__What is being asked__. Your output must consist solely of the lines from the one containing "Transcribe the text in this document." through the end of the records, reproduced exactly.

************

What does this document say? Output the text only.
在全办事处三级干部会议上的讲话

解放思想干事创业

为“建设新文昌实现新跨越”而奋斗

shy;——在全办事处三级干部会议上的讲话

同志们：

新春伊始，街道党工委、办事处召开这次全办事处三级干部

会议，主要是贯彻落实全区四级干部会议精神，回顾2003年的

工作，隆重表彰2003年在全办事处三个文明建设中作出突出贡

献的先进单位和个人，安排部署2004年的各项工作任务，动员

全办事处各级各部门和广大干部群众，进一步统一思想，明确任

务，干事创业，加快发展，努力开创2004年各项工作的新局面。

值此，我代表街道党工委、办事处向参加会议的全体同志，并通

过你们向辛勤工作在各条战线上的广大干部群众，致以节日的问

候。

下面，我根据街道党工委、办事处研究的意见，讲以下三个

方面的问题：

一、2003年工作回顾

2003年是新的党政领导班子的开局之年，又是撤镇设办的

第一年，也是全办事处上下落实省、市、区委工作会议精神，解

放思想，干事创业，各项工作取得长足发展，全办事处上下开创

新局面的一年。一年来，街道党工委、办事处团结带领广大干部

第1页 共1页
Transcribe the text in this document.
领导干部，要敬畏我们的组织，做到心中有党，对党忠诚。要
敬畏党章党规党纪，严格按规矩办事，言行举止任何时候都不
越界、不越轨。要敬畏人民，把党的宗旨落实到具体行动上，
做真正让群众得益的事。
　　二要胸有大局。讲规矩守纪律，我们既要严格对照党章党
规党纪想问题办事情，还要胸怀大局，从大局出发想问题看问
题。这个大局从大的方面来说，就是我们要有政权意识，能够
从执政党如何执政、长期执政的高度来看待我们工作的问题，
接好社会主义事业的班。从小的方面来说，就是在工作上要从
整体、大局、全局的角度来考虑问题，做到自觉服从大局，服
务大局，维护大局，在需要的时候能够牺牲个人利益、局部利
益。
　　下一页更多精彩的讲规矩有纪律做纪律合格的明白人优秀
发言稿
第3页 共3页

************

__Exercise result__.
Transcribe the text in this document.
领导干部，要敬畏我们的组织，做到心中有党，对党忠诚。要
敬畏党章党规党纪，严格按规矩办事，言行举止任何时候都不
越界、不越轨。要敬畏人民，把党的宗旨落实到具体行动上，
做真正让群众得益的事。
　　二要胸有大局。讲规矩守纪律，我们既要严格对照党章党
规党纪想问题办事情，还要胸怀大局，从大局出发想问题看问
题。这个大局从大的方面来说，就是我们要有政权意识，能够
从执政党如何执政、长期执政的高度来看待我们工作的问题，
接好社会主义事业的班。从小的方面来说，就是在工作上要从
整体、大局、全局的角度来考虑问题，做到自觉服从大局，服
务大局，维护大局，在需要的时候能够牺牲个人利益、局部利
益。
　　下一页更多精彩的讲规矩有纪律做纪律合格的明白人优秀
发言稿
第3页 共3页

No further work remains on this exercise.